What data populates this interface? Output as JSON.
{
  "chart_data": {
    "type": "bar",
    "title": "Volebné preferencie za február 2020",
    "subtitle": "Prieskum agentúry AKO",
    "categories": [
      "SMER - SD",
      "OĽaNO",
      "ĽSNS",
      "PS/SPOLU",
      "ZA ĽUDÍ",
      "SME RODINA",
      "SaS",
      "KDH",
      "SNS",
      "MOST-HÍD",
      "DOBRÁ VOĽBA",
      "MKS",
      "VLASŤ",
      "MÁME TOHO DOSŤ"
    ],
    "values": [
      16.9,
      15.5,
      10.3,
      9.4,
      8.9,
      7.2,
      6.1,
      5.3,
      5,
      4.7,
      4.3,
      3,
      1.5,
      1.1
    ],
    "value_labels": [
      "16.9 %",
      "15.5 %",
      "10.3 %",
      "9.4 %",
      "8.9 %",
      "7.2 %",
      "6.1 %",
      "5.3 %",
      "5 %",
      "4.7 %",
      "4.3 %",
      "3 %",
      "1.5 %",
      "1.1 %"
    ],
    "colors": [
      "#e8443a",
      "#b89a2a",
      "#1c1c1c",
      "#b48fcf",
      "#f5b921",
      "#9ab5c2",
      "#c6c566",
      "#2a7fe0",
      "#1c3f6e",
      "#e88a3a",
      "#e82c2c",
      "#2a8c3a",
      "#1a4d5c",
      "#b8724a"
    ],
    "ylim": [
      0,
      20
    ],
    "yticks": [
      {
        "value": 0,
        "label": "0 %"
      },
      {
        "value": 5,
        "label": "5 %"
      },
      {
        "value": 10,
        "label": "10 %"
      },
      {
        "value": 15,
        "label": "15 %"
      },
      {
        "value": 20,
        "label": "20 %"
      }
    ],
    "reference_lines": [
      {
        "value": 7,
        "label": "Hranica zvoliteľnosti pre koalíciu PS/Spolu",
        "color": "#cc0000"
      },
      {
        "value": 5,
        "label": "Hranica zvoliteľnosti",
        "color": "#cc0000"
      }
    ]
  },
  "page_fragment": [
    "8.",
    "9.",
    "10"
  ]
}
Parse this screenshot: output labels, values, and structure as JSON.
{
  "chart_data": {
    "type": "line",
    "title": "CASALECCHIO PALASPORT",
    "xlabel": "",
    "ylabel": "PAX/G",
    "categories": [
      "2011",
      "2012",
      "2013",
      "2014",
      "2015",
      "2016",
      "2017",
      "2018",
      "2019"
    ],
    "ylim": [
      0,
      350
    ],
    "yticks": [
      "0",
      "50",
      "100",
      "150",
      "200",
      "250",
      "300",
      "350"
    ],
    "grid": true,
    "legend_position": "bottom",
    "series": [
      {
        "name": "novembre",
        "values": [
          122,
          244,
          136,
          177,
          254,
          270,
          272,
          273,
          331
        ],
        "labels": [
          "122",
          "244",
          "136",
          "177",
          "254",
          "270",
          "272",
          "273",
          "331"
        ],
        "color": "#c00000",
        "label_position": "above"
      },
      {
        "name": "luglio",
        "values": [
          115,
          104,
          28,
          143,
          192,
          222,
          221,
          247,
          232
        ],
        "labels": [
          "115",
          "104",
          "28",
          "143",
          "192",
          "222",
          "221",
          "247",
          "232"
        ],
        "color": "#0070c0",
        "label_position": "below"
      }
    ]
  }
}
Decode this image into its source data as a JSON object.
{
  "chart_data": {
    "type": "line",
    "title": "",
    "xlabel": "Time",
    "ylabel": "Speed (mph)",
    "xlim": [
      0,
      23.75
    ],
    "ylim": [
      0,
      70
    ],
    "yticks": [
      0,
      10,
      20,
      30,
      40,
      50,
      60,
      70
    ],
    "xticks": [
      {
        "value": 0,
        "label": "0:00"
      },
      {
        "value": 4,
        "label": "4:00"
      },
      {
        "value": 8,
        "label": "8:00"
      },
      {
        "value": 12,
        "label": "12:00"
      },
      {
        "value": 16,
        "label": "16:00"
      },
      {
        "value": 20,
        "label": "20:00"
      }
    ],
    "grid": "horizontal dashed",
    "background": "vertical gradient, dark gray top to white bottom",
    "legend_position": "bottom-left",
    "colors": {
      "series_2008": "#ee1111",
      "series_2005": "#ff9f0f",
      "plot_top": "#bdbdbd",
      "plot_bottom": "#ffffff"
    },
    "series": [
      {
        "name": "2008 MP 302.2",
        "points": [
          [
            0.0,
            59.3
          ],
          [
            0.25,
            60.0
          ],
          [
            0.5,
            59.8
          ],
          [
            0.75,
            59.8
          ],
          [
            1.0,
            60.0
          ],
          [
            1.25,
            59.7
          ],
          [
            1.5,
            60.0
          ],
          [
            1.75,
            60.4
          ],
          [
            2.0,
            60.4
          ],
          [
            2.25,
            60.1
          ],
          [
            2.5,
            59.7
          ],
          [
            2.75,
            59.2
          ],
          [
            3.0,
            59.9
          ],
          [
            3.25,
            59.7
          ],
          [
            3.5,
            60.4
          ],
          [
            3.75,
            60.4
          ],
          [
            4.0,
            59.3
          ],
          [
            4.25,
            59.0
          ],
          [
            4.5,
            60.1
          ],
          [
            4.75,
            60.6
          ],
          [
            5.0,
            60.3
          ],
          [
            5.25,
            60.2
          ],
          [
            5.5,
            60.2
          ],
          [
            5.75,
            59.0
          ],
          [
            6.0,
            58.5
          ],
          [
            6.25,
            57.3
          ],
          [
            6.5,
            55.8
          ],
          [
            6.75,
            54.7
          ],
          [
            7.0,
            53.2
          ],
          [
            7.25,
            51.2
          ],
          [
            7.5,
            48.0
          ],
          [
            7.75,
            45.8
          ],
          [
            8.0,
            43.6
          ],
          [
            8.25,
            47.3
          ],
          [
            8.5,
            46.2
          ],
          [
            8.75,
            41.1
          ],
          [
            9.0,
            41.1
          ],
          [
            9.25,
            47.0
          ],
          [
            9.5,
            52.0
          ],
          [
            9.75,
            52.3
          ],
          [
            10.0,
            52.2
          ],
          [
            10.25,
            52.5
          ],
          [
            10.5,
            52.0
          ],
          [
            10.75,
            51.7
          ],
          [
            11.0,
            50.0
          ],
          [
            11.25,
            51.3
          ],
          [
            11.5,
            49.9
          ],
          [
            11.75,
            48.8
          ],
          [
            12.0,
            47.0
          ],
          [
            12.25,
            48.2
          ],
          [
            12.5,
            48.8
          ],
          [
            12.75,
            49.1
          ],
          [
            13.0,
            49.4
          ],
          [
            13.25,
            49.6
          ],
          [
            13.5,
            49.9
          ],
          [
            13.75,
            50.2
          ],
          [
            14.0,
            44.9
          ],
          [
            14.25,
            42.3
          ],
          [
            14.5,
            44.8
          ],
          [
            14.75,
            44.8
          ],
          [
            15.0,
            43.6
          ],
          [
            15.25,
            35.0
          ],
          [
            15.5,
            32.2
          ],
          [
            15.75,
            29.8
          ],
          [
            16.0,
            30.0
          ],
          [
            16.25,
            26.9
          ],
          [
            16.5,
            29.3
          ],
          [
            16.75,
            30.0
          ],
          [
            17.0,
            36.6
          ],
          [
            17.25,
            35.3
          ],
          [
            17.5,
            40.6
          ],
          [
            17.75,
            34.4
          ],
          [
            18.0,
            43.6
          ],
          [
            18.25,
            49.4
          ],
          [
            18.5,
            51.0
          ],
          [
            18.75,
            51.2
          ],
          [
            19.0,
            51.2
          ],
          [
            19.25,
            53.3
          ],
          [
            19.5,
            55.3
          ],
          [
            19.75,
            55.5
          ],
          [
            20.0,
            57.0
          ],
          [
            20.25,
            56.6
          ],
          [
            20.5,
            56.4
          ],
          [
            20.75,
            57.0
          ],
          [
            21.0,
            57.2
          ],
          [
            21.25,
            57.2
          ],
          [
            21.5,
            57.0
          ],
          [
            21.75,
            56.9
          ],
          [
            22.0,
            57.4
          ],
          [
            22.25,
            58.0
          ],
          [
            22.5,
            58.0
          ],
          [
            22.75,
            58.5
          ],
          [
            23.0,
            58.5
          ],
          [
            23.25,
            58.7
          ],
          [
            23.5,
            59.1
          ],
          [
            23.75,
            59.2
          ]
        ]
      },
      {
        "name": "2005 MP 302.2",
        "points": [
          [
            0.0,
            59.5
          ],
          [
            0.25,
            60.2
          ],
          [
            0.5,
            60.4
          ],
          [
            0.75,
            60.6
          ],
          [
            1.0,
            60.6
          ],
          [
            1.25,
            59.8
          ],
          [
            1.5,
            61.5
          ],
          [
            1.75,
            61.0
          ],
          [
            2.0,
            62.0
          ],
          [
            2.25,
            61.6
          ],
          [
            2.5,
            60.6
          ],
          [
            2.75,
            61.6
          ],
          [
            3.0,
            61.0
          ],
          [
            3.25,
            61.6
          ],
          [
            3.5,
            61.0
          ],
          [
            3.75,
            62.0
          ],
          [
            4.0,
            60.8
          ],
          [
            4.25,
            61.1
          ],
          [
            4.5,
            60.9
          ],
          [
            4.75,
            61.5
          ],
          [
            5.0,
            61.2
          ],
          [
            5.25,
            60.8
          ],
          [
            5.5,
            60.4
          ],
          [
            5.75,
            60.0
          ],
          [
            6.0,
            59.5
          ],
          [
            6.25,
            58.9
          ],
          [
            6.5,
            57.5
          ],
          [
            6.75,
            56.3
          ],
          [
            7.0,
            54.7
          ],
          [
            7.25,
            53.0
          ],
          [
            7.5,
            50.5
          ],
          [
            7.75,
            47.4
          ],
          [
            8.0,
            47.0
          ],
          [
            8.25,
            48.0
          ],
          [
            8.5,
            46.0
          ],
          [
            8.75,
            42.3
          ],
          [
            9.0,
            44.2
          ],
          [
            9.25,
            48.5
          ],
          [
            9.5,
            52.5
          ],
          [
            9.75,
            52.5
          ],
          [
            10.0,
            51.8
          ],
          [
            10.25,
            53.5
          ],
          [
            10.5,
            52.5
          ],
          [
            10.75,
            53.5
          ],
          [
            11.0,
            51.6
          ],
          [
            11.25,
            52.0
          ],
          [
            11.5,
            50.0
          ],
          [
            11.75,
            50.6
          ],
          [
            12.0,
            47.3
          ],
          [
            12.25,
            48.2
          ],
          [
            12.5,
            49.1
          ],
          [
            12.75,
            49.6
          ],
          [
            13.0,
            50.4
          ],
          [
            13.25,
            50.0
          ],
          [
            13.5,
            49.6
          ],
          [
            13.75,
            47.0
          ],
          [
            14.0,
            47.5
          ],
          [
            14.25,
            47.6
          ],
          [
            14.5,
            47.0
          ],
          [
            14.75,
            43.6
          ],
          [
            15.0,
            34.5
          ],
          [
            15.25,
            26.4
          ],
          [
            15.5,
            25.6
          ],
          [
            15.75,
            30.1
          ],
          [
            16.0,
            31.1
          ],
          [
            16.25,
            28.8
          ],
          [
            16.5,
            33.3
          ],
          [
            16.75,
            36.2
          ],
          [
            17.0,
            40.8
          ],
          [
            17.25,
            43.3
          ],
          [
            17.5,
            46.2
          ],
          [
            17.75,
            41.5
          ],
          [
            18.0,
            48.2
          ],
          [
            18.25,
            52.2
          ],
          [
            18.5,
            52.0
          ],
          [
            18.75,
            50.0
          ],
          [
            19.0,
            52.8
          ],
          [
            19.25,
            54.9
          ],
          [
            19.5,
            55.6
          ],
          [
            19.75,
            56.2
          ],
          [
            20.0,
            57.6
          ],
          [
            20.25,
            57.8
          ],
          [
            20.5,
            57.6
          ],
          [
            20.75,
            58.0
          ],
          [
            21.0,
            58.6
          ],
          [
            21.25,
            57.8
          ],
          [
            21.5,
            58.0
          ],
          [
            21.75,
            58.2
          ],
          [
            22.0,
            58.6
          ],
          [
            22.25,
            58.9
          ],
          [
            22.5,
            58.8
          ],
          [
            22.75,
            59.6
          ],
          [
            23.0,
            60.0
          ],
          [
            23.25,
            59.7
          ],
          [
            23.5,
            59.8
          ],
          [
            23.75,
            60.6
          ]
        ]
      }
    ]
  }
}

▸ **Problem to work on**: Copy each line of the records containing the string "zvoliteľnosti".

▸ **Task answer**:
        "label": "Hranica zvoliteľnosti pre koalíciu PS/Spolu",
        "label": "Hranica zvoliteľnosti",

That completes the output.